Write out each entry again. Keep every word exactly as it is.

====== Material provided ======

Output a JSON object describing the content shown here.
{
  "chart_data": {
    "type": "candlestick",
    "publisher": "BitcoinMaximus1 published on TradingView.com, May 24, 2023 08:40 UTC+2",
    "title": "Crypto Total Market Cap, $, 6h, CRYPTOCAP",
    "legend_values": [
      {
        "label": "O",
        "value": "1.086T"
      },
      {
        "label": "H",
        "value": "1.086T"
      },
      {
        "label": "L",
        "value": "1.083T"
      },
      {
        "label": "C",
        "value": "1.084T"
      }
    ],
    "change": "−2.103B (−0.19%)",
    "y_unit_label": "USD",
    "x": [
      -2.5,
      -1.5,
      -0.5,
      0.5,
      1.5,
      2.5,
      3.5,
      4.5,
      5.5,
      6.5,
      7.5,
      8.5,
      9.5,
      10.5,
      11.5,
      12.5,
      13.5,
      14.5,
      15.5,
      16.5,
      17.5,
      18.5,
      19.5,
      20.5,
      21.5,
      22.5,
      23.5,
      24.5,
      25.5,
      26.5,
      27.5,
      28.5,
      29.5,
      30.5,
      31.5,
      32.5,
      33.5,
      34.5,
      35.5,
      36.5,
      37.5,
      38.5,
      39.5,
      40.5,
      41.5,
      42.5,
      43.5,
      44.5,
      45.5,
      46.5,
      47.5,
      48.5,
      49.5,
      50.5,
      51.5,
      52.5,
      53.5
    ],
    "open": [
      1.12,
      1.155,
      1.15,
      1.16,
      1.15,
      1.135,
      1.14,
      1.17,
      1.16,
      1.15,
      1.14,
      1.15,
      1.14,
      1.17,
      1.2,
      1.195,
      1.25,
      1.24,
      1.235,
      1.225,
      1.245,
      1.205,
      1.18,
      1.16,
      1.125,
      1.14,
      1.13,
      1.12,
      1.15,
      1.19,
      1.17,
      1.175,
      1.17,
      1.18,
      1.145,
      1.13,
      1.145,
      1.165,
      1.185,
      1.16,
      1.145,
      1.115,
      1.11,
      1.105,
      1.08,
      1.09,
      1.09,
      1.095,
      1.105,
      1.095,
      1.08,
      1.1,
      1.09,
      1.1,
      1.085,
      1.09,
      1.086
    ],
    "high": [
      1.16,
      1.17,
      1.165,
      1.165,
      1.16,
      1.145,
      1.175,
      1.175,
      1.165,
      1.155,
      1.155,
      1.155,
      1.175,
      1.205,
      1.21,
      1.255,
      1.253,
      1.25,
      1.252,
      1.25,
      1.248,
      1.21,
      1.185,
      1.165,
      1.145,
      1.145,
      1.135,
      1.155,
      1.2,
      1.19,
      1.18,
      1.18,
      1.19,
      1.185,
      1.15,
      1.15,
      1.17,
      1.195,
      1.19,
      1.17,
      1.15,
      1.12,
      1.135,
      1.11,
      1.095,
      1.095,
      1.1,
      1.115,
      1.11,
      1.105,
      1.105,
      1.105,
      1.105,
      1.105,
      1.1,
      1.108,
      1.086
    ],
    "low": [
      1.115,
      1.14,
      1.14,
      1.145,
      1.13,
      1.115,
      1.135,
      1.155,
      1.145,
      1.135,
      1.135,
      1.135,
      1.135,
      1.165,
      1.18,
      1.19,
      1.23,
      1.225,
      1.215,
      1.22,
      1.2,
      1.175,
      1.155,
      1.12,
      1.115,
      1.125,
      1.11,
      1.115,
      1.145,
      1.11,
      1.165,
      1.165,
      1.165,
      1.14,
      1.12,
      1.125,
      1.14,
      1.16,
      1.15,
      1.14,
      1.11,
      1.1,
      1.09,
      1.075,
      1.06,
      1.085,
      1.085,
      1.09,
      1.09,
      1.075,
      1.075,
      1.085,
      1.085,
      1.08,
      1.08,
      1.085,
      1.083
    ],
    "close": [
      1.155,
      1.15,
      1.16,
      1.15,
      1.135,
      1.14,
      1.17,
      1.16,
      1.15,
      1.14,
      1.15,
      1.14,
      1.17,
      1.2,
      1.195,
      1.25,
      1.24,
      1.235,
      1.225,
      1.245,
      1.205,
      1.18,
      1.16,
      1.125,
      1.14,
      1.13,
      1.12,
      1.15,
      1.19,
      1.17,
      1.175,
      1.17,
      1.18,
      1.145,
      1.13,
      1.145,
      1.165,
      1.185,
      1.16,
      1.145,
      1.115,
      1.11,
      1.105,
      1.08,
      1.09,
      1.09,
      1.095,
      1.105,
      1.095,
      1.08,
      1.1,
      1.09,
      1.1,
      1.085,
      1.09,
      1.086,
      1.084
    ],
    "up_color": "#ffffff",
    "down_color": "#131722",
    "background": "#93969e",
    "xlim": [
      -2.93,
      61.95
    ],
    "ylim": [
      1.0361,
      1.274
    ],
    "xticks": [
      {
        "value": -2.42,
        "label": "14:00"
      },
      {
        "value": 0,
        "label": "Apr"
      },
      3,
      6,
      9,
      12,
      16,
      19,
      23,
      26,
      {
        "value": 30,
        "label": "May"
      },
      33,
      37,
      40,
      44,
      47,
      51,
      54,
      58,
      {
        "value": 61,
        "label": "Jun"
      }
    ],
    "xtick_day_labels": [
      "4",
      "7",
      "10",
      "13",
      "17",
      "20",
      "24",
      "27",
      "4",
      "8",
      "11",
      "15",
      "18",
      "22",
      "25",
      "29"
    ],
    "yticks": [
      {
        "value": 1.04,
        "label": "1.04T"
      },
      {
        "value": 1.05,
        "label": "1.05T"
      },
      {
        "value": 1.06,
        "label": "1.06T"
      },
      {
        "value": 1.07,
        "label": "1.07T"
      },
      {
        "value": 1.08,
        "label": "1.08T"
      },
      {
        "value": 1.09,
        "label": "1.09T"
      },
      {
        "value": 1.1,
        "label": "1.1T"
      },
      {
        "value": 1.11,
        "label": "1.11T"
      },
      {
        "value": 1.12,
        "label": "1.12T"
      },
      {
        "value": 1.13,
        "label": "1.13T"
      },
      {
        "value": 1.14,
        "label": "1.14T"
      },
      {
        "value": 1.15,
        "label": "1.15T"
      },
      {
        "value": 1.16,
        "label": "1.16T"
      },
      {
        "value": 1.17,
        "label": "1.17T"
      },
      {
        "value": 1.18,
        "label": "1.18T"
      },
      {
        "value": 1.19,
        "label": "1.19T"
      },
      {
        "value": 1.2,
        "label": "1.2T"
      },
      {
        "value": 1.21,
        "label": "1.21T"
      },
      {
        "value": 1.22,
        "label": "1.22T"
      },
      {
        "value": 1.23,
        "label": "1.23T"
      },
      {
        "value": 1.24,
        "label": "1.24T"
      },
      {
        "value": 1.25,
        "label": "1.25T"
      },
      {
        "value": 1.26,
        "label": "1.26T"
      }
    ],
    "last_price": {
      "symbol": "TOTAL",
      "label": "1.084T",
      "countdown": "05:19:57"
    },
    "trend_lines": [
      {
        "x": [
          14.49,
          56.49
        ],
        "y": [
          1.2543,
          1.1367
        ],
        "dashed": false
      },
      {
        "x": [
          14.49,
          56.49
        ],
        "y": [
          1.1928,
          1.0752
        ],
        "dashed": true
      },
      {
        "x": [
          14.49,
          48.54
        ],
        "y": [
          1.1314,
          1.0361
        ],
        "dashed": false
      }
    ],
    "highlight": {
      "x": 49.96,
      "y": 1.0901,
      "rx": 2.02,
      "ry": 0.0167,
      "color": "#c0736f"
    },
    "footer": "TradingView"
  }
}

======

◆ **Output for this task**
Output a JSON object describing the content shown here.
{
  "chart_data": {
    "type": "candlestick",
    "publisher": "BitcoinMaximus1 published on TradingView.com, May 24, 2023 08:40 UTC+2",
    "title": "Crypto Total Market Cap, $, 6h, CRYPTOCAP",
    "legend_values": [
      {
        "label": "O",
        "value": "1.086T"
      },
      {
        "label": "H",
        "value": "1.086T"
      },
      {
        "label": "L",
        "value": "1.083T"
      },
      {
        "label": "C",
        "value": "1.084T"
      }
    ],
    "change": "−2.103B (−0.19%)",
    "y_unit_label": "USD",
    "x": [
      -2.5,
      -1.5,
      -0.5,
      0.5,
      1.5,
      2.5,
      3.5,
      4.5,
      5.5,
      6.5,
      7.5,
      8.5,
      9.5,
      10.5,
      11.5,
      12.5,
      13.5,
      14.5,
      15.5,
      16.5,
      17.5,
      18.5,
      19.5,
      20.5,
      21.5,
      22.5,
      23.5,
      24.5,
      25.5,
      26.5,
      27.5,
      28.5,
      29.5,
      30.5,
      31.5,
      32.5,
      33.5,
      34.5,
      35.5,
      36.5,
      37.5,
      38.5,
      39.5,
      40.5,
      41.5,
      42.5,
      43.5,
      44.5,
      45.5,
      46.5,
      47.5,
      48.5,
      49.5,
      50.5,
      51.5,
      52.5,
      53.5
    ],
    "open": [
      1.12,
      1.155,
      1.15,
      1.16,
      1.15,
      1.135,
      1.14,
      1.17,
      1.16,
      1.15,
      1.14,
      1.15,
      1.14,
      1.17,
      1.2,
      1.195,
      1.25,
      1.24,
      1.235,
      1.225,
      1.245,
      1.205,
      1.18,
      1.16,
      1.125,
      1.14,
      1.13,
      1.12,
      1.15,
      1.19,
      1.17,
      1.175,
      1.17,
      1.18,
      1.145,
      1.13,
      1.145,
      1.165,
      1.185,
      1.16,
      1.145,
      1.115,
      1.11,
      1.105,
      1.08,
      1.09,
      1.09,
      1.095,
      1.105,
      1.095,
      1.08,
      1.1,
      1.09,
      1.1,
      1.085,
      1.09,
      1.086
    ],
    "high": [
      1.16,
      1.17,
      1.165,
      1.165,
      1.16,
      1.145,
      1.175,
      1.175,
      1.165,
      1.155,
      1.155,
      1.155,
      1.175,
      1.205,
      1.21,
      1.255,
      1.253,
      1.25,
      1.252,
      1.25,
      1.248,
      1.21,
      1.185,
      1.165,
      1.145,
      1.145,
      1.135,
      1.155,
      1.2,
      1.19,
      1.18,
      1.18,
      1.19,
      1.185,
      1.15,
      1.15,
      1.17,
      1.195,
      1.19,
      1.17,
      1.15,
      1.12,
      1.135,
      1.11,
      1.095,
      1.095,
      1.1,
      1.115,
      1.11,
      1.105,
      1.105,
      1.105,
      1.105,
      1.105,
      1.1,
      1.108,
      1.086
    ],
    "low": [
      1.115,
      1.14,
      1.14,
      1.145,
      1.13,
      1.115,
      1.135,
      1.155,
      1.145,
      1.135,
      1.135,
      1.135,
      1.135,
      1.165,
      1.18,
      1.19,
      1.23,
      1.225,
      1.215,
      1.22,
      1.2,
      1.175,
      1.155,
      1.12,
      1.115,
      1.125,
      1.11,
      1.115,
      1.145,
      1.11,
      1.165,
      1.165,
      1.165,
      1.14,
      1.12,
      1.125,
      1.14,
      1.16,
      1.15,
      1.14,
      1.11,
      1.1,
      1.09,
      1.075,
      1.06,
      1.085,
      1.085,
      1.09,
      1.09,
      1.075,
      1.075,
      1.085,
      1.085,
      1.08,
      1.08,
      1.085,
      1.083
    ],
    "close": [
      1.155,
      1.15,
      1.16,
      1.15,
      1.135,
      1.14,
      1.17,
      1.16,
      1.15,
      1.14,
      1.15,
      1.14,
      1.17,
      1.2,
      1.195,
      1.25,
      1.24,
      1.235,
      1.225,
      1.245,
      1.205,
      1.18,
      1.16,
      1.125,
      1.14,
      1.13,
      1.12,
      1.15,
      1.19,
      1.17,
      1.175,
      1.17,
      1.18,
      1.145,
      1.13,
      1.145,
      1.165,
      1.185,
      1.16,
      1.145,
      1.115,
      1.11,
      1.105,
      1.08,
      1.09,
      1.09,
      1.095,
      1.105,
      1.095,
      1.08,
      1.1,
      1.09,
      1.1,
      1.085,
      1.09,
      1.086,
      1.084
    ],
    "up_color": "#ffffff",
    "down_color": "#131722",
    "background": "#93969e",
    "xlim": [
      -2.93,
      61.95
    ],
    "ylim": [
      1.0361,
      1.274
    ],
    "xticks": [
      {
        "value": -2.42,
        "label": "14:00"
      },
      {
        "value": 0,
        "label": "Apr"
      },
      3,
      6,
      9,
      12,
      16,
      19,
      23,
      26,
      {
        "value": 30,
        "label": "May"
      },
      33,
      37,
      40,
      44,
      47,
      51,
      54,
      58,
      {
        "value": 61,
        "label": "Jun"
      }
    ],
    "xtick_day_labels": [
      "4",
      "7",
      "10",
      "13",
      "17",
      "20",
      "24",
      "27",
      "4",
      "8",
      "11",
      "15",
      "18",
      "22",
      "25",
      "29"
    ],
    "yticks": [
      {
        "value": 1.04,
        "label": "1.04T"
      },
      {
        "value": 1.05,
        "label": "1.05T"
      },
      {
        "value": 1.06,
        "label": "1.06T"
      },
      {
        "value": 1.07,
        "label": "1.07T"
      },
      {
        "value": 1.08,
        "label": "1.08T"
      },
      {
        "value": 1.09,
        "label": "1.09T"
      },
      {
        "value": 1.1,
        "label": "1.1T"
      },
      {
        "value": 1.11,
        "label": "1.11T"
      },
      {
        "value": 1.12,
        "label": "1.12T"
      },
      {
        "value": 1.13,
        "label": "1.13T"
      },
      {
        "value": 1.14,
        "label": "1.14T"
      },
      {
        "value": 1.15,
        "label": "1.15T"
      },
      {
        "value": 1.16,
        "label": "1.16T"
      },
      {
        "value": 1.17,
        "label": "1.17T"
      },
      {
        "value": 1.18,
        "label": "1.18T"
      },
      {
        "value": 1.19,
        "label": "1.19T"
      },
      {
        "value": 1.2,
        "label": "1.2T"
      },
      {
        "value": 1.21,
        "label": "1.21T"
      },
      {
        "value": 1.22,
        "label": "1.22T"
      },
      {
        "value": 1.23,
        "label": "1.23T"
      },
      {
        "value": 1.24,
        "label": "1.24T"
      },
      {
        "value": 1.25,
        "label": "1.25T"
      },
      {
        "value": 1.26,
        "label": "1.26T"
      }
    ],
    "last_price": {
      "symbol": "TOTAL",
      "label": "1.084T",
      "countdown": "05:19:57"
    },
    "trend_lines": [
      {
        "x": [
          14.49,
          56.49
        ],
        "y": [
          1.2543,
          1.1367
        ],
        "dashed": false
      },
      {
        "x": [
          14.49,
          56.49
        ],
        "y": [
          1.1928,
          1.0752
        ],
        "dashed": true
      },
      {
        "x": [
          14.49,
          48.54
        ],
        "y": [
          1.1314,
          1.0361
        ],
        "dashed": false
      }
    ],
    "highlight": {
      "x": 49.96,
      "y": 1.0901,
      "rx": 2.02,
      "ry": 0.0167,
      "color": "#c0736f"
    },
    "footer": "TradingView"
  }
}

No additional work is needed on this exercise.